--- VORGEGEBENER TEXT ---
'''

Weil es nicht mit rechten Dingen zugegangen sein kann, dass Ram Mohammed Thomas vor laufender Kamera den Namen des kleinsten Planeten im Sonnensystem kannte und wusste, in welcher Tonart Beethoven seine Hammerklaviersonate komponiert hatte, wird er verhaftet. Und als, wie ein rettender Engel, eine junge Anwältin aufkreuzt, um ihn aus den Folterkellern der Polizei zu befreien, erfahren wir in einer Reihe von Rückblenden, wie es zu all dem kam.
"Rupien! Rupien!" ist ein Buch aus Indien, und es ist in mancherlei Hinsicht sehr indisch, sehr bunt, sehr pikant und ziemlich laut. Die tragische Variante des magischen Realismus à la Arundhati Roy ist Vikas Swarups Sache nicht. So wie die Anwältin unseres unglücklichen Milliardengewinners immer wieder die Play-Taste des Videorecorders drückt, damit sie und ihr Mandant sich die fatale Quizshow häppchenweise vergegenwärtigen können, so wie er seinerseits darauf mit großem Fabuliertalent einsteigt und die Kapitel seiner Lebensgeschichte nacherzählt, die ihn zu den erstaunlichen Rateleistungen befähigt haben, so will der Roman den ganzen gesellschaftlichen Kosmos des Subkontinents ausleuchten und die komplette Skala menschlicher Schicksale und Empfindungen dazu.

'''

(Einträge eines Datensatzes)
'''

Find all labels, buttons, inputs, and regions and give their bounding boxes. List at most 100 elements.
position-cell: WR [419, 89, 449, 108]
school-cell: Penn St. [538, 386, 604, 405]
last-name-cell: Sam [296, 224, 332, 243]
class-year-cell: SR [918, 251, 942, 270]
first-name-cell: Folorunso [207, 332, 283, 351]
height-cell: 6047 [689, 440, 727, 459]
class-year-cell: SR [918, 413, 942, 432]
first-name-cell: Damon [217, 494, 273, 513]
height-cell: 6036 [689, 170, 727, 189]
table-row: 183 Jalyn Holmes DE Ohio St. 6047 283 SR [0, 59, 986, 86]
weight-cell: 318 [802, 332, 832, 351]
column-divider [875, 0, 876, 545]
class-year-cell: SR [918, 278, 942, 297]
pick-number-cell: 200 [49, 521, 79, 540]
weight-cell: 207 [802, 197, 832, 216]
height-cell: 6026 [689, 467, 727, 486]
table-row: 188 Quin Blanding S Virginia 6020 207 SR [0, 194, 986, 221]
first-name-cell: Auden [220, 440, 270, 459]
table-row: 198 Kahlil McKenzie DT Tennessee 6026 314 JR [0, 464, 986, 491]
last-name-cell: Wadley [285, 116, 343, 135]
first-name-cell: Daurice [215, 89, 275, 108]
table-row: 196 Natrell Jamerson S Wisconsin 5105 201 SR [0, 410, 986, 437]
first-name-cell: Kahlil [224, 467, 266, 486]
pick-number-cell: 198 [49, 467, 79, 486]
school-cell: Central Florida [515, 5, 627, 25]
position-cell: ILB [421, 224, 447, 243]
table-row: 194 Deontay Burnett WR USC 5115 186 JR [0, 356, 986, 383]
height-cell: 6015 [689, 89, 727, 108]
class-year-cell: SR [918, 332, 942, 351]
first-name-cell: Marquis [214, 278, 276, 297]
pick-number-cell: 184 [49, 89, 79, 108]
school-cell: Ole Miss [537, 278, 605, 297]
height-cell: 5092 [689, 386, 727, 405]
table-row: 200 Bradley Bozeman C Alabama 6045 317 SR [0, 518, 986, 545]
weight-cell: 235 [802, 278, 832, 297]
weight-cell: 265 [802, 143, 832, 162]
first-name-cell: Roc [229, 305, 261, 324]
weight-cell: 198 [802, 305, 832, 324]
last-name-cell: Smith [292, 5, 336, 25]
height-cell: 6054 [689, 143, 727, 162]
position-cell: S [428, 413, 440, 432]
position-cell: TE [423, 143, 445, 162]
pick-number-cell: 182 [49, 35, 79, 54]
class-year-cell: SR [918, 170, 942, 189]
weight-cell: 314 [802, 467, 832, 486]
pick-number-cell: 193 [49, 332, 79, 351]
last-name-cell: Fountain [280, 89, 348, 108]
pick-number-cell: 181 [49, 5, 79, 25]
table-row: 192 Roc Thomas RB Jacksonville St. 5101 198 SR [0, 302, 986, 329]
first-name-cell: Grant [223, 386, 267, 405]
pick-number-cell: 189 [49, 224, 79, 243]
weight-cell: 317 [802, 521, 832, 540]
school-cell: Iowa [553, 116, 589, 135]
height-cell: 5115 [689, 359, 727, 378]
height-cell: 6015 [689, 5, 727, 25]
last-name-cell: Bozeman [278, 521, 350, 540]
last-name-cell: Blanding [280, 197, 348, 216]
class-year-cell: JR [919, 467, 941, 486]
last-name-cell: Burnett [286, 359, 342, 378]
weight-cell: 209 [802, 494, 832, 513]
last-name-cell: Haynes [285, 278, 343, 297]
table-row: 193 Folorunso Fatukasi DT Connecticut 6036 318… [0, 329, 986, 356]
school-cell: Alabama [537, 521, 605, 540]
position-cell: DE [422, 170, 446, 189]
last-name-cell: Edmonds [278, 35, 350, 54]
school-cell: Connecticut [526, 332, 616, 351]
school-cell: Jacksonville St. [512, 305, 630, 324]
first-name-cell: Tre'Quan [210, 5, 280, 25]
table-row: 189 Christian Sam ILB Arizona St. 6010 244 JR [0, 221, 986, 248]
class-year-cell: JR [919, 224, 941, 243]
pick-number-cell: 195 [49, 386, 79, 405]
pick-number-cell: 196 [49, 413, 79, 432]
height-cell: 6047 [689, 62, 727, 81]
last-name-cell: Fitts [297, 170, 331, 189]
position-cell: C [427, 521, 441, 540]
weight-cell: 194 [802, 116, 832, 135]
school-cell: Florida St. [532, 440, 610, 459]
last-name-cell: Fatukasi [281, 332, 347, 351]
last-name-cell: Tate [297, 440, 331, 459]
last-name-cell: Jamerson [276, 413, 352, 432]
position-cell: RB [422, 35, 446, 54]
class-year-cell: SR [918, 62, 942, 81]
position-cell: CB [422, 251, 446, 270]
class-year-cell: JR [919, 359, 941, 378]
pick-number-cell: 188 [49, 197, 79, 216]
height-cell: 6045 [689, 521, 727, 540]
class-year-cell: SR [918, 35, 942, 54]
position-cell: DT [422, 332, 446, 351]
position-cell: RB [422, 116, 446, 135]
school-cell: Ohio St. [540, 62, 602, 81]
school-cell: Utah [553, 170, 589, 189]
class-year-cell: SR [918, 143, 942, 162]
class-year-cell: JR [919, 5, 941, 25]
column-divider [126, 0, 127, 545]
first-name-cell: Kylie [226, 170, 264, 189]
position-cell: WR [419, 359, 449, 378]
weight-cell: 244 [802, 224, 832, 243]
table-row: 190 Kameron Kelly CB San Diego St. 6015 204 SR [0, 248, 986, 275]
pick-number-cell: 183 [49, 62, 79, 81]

'''

--- AUFGABEN ZUR ÜBUNG ---
1/ Gib die Besprechung des Romans „Rupien! Rupien!“ vollständig und ohne jede Änderung wieder.
2/ Tausche in der Auflistung „weight-cell“ gegen „weight-field“ aus, und zwar von ihrer ersten Zeile bis einschließlich der Zeile mit „last-name-cell: Wadley [285, 116, 343, 135]“. Gib nur diese Zeilen zurück, sonst unverändert.

--- ERGEBNISSE DER ÜBUNG ---
1/
Weil es nicht mit rechten Dingen zugegangen sein kann, dass Ram Mohammed Thomas vor laufender Kamera den Namen des kleinsten Planeten im Sonnensystem kannte und wusste, in welcher Tonart Beethoven seine Hammerklaviersonate komponiert hatte, wird er verhaftet. Und als, wie ein rettender Engel, eine junge Anwältin aufkreuzt, um ihn aus den Folterkellern der Polizei zu befreien, erfahren wir in einer Reihe von Rückblenden, wie es zu all dem kam.
"Rupien! Rupien!" ist ein Buch aus Indien, und es ist in mancherlei Hinsicht sehr indisch, sehr bunt, sehr pikant und ziemlich laut. Die tragische Variante des magischen Realismus à la Arundhati Roy ist Vikas Swarups Sache nicht. So wie die Anwältin unseres unglücklichen Milliardengewinners immer wieder die Play-Taste des Videorecorders drückt, damit sie und ihr Mandant sich die fatale Quizshow häppchenweise vergegenwärtigen können, so wie er seinerseits darauf mit großem Fabuliertalent einsteigt und die Kapitel seiner Lebensgeschichte nacherzählt, die ihn zu den erstaunlichen Rateleistungen befähigt haben, so will der Roman den ganzen gesellschaftlichen Kosmos des Subkontinents ausleuchten und die komplette Skala menschlicher Schicksale und Empfindungen dazu.

2/
Find all labels, buttons, inputs, and regions and give their bounding boxes. List at most 100 elements.
position-cell: WR [419, 89, 449, 108]
school-cell: Penn St. [538, 386, 604, 405]
last-name-cell: Sam [296, 224, 332, 243]
class-year-cell: SR [918, 251, 942, 270]
first-name-cell: Folorunso [207, 332, 283, 351]
height-cell: 6047 [689, 440, 727, 459]
class-year-cell: SR [918, 413, 942, 432]
first-name-cell: Damon [217, 494, 273, 513]
height-cell: 6036 [689, 170, 727, 189]
table-row: 183 Jalyn Holmes DE Ohio St. 6047 283 SR [0, 59, 986, 86]
weight-field: 318 [802, 332, 832, 351]
column-divider [875, 0, 876, 545]
class-year-cell: SR [918, 278, 942, 297]
pick-number-cell: 200 [49, 521, 79, 540]
weight-field: 207 [802, 197, 832, 216]
height-cell: 6026 [689, 467, 727, 486]
table-row: 188 Quin Blanding S Virginia 6020 207 SR [0, 194, 986, 221]
first-name-cell: Auden [220, 440, 270, 459]
table-row: 198 Kahlil McKenzie DT Tennessee 6026 314 JR [0, 464, 986, 491]
last-name-cell: Wadley [285, 116, 343, 135]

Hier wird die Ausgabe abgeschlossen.